> _Given instruction_:
Write out the full listing exactly as given, minus the images.
----- Task inputs -----
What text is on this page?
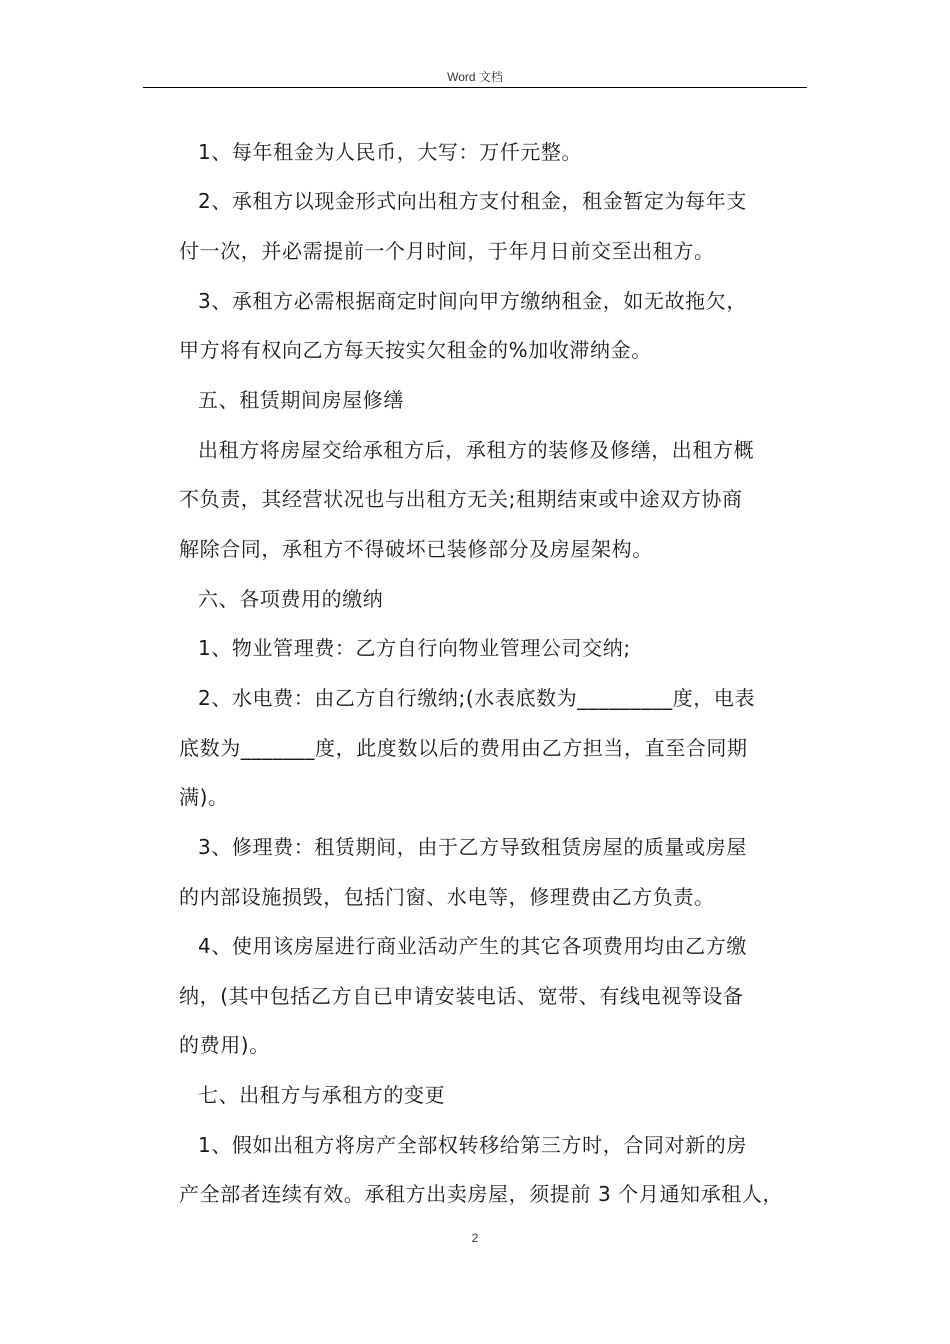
Word 文档
1、每年租金为人民币，大写：万仟元整。
2、承租方以现金形式向出租方支付租金，租金暂定为每年支
付一次，并必需提前一个月时间，于年月日前交至出租方。
3、承租方必需根据商定时间向甲方缴纳租金，如无故拖欠，
甲方将有权向乙方每天按实欠租金的%加收滞纳金。
五、租赁期间房屋修缮
出租方将房屋交给承租方后，承租方的装修及修缮，出租方概
不负责，其经营状况也与出租方无关;租期结束或中途双方协商
解除合同，承租方不得破坏已装修部分及房屋架构。
六、各项费用的缴纳
1、物业管理费：乙方自行向物业管理公司交纳;
2、水电费：由乙方自行缴纳;(水表底数为_________度，电表
底数为_______度，此度数以后的费用由乙方担当，直至合同期
满)。
3、修理费：租赁期间，由于乙方导致租赁房屋的质量或房屋
的内部设施损毁，包括门窗、水电等，修理费由乙方负责。
4、使用该房屋进行商业活动产生的其它各项费用均由乙方缴
纳，(其中包括乙方自已申请安装电话、宽带、有线电视等设备
的费用)。
七、出租方与承租方的变更
1、假如出租方将房产全部权转移给第三方时，合同对新的房
产全部者连续有效。承租方出卖房屋，须提前 3 个月通知承租人，
2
-----
> _Solution_:
What text is on this page?
Word 文档
1、每年租金为人民币，大写：万仟元整。
2、承租方以现金形式向出租方支付租金，租金暂定为每年支
付一次，并必需提前一个月时间，于年月日前交至出租方。
3、承租方必需根据商定时间向甲方缴纳租金，如无故拖欠，
甲方将有权向乙方每天按实欠租金的%加收滞纳金。
五、租赁期间房屋修缮
出租方将房屋交给承租方后，承租方的装修及修缮，出租方概
不负责，其经营状况也与出租方无关;租期结束或中途双方协商
解除合同，承租方不得破坏已装修部分及房屋架构。
六、各项费用的缴纳
1、物业管理费：乙方自行向物业管理公司交纳;
2、水电费：由乙方自行缴纳;(水表底数为_________度，电表
底数为_______度，此度数以后的费用由乙方担当，直至合同期
满)。
3、修理费：租赁期间，由于乙方导致租赁房屋的质量或房屋
的内部设施损毁，包括门窗、水电等，修理费由乙方负责。
4、使用该房屋进行商业活动产生的其它各项费用均由乙方缴
纳，(其中包括乙方自已申请安装电话、宽带、有线电视等设备
的费用)。
七、出租方与承租方的变更
1、假如出租方将房产全部权转移给第三方时，合同对新的房
产全部者连续有效。承租方出卖房屋，须提前 3 个月通知承租人，
2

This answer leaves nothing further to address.